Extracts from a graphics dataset
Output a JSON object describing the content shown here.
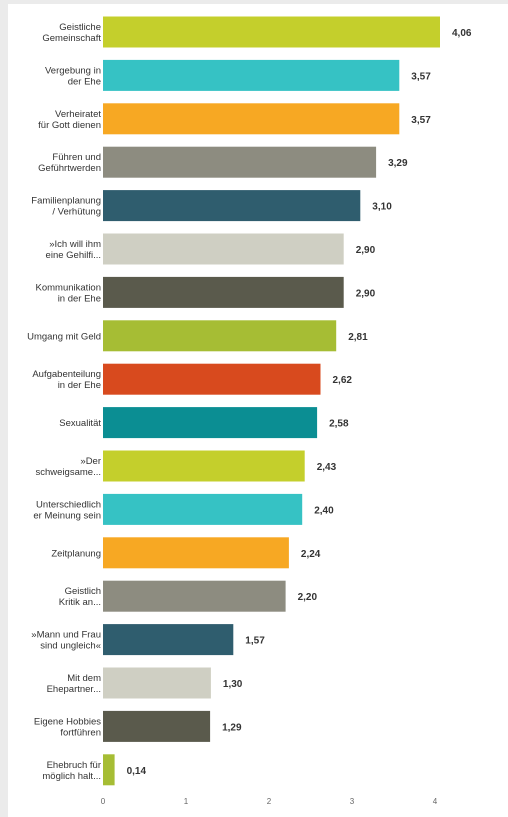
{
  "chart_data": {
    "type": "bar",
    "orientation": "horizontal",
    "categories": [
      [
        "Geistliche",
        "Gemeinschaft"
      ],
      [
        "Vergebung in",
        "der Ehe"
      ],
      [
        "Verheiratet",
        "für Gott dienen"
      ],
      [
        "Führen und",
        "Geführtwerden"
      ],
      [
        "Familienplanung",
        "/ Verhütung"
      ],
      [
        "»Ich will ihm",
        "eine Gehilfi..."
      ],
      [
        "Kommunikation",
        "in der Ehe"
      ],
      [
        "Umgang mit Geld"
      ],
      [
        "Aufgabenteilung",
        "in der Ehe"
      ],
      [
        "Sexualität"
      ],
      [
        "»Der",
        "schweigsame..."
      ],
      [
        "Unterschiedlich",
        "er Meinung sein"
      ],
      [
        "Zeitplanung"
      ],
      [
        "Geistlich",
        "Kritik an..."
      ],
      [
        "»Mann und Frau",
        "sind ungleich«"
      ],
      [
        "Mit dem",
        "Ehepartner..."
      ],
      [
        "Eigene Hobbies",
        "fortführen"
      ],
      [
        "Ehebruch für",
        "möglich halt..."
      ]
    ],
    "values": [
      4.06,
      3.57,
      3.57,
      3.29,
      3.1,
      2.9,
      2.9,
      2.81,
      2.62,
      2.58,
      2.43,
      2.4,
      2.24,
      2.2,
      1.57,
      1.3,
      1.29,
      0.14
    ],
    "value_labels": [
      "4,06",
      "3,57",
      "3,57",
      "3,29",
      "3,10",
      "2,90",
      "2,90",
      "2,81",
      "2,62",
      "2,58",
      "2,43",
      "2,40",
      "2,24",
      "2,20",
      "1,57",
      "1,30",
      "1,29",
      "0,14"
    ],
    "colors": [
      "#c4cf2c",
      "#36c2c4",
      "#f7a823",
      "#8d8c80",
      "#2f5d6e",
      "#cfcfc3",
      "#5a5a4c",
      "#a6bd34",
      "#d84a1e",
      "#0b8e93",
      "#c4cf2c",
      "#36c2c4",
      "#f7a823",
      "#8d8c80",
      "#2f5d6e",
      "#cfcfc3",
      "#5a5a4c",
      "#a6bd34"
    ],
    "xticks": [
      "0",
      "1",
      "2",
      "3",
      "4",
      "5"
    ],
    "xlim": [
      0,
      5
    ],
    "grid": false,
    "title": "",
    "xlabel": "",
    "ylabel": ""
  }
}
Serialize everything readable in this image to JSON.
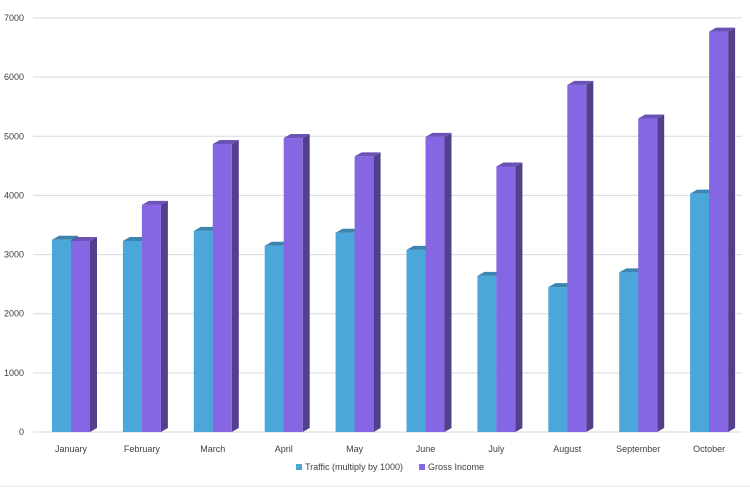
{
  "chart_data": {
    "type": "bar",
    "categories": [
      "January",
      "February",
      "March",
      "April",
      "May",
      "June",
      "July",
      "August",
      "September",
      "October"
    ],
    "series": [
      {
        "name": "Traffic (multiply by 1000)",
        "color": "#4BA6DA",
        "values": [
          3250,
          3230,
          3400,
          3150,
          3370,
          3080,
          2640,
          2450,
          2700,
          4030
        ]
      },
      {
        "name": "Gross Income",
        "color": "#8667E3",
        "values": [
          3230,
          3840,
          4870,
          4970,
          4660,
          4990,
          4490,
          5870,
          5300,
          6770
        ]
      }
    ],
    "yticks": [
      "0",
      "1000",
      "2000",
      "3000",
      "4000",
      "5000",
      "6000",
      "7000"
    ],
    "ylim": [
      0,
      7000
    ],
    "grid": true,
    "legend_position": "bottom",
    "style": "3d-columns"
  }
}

• [AIM OF THE EXERCISE] Every record is to be reproduced exactly, with no pictures included.

• [RESPONSE TO THE EXERCISE]
Output a JSON object describing the content shown here.
{
  "chart_data": {
    "type": "bar",
    "orientation": "horizontal",
    "categories": [
      [
        "Geistliche",
        "Gemeinschaft"
      ],
      [
        "Vergebung in",
        "der Ehe"
      ],
      [
        "Verheiratet",
        "für Gott dienen"
      ],
      [
        "Führen und",
        "Geführtwerden"
      ],
      [
        "Familienplanung",
        "/ Verhütung"
      ],
      [
        "»Ich will ihm",
        "eine Gehilfi..."
      ],
      [
        "Kommunikation",
        "in der Ehe"
      ],
      [
        "Umgang mit Geld"
      ],
      [
        "Aufgabenteilung",
        "in der Ehe"
      ],
      [
        "Sexualität"
      ],
      [
        "»Der",
        "schweigsame..."
      ],
      [
        "Unterschiedlich",
        "er Meinung sein"
      ],
      [
        "Zeitplanung"
      ],
      [
        "Geistlich",
        "Kritik an..."
      ],
      [
        "»Mann und Frau",
        "sind ungleich«"
      ],
      [
        "Mit dem",
        "Ehepartner..."
      ],
      [
        "Eigene Hobbies",
        "fortführen"
      ],
      [
        "Ehebruch für",
        "möglich halt..."
      ]
    ],
    "values": [
      4.06,
      3.57,
      3.57,
      3.29,
      3.1,
      2.9,
      2.9,
      2.81,
      2.62,
      2.58,
      2.43,
      2.4,
      2.24,
      2.2,
      1.57,
      1.3,
      1.29,
      0.14
    ],
    "value_labels": [
      "4,06",
      "3,57",
      "3,57",
      "3,29",
      "3,10",
      "2,90",
      "2,90",
      "2,81",
      "2,62",
      "2,58",
      "2,43",
      "2,40",
      "2,24",
      "2,20",
      "1,57",
      "1,30",
      "1,29",
      "0,14"
    ],
    "colors": [
      "#c4cf2c",
      "#36c2c4",
      "#f7a823",
      "#8d8c80",
      "#2f5d6e",
      "#cfcfc3",
      "#5a5a4c",
      "#a6bd34",
      "#d84a1e",
      "#0b8e93",
      "#c4cf2c",
      "#36c2c4",
      "#f7a823",
      "#8d8c80",
      "#2f5d6e",
      "#cfcfc3",
      "#5a5a4c",
      "#a6bd34"
    ],
    "xticks": [
      "0",
      "1",
      "2",
      "3",
      "4",
      "5"
    ],
    "xlim": [
      0,
      5
    ],
    "grid": false,
    "title": "",
    "xlabel": "",
    "ylabel": ""
  }
}
Serialize everything readable in this image to JSON.
{
  "chart_data": {
    "type": "bar",
    "categories": [
      "January",
      "February",
      "March",
      "April",
      "May",
      "June",
      "July",
      "August",
      "September",
      "October"
    ],
    "series": [
      {
        "name": "Traffic (multiply by 1000)",
        "color": "#4BA6DA",
        "values": [
          3250,
          3230,
          3400,
          3150,
          3370,
          3080,
          2640,
          2450,
          2700,
          4030
        ]
      },
      {
        "name": "Gross Income",
        "color": "#8667E3",
        "values": [
          3230,
          3840,
          4870,
          4970,
          4660,
          4990,
          4490,
          5870,
          5300,
          6770
        ]
      }
    ],
    "yticks": [
      "0",
      "1000",
      "2000",
      "3000",
      "4000",
      "5000",
      "6000",
      "7000"
    ],
    "ylim": [
      0,
      7000
    ],
    "grid": true,
    "legend_position": "bottom",
    "style": "3d-columns"
  }
}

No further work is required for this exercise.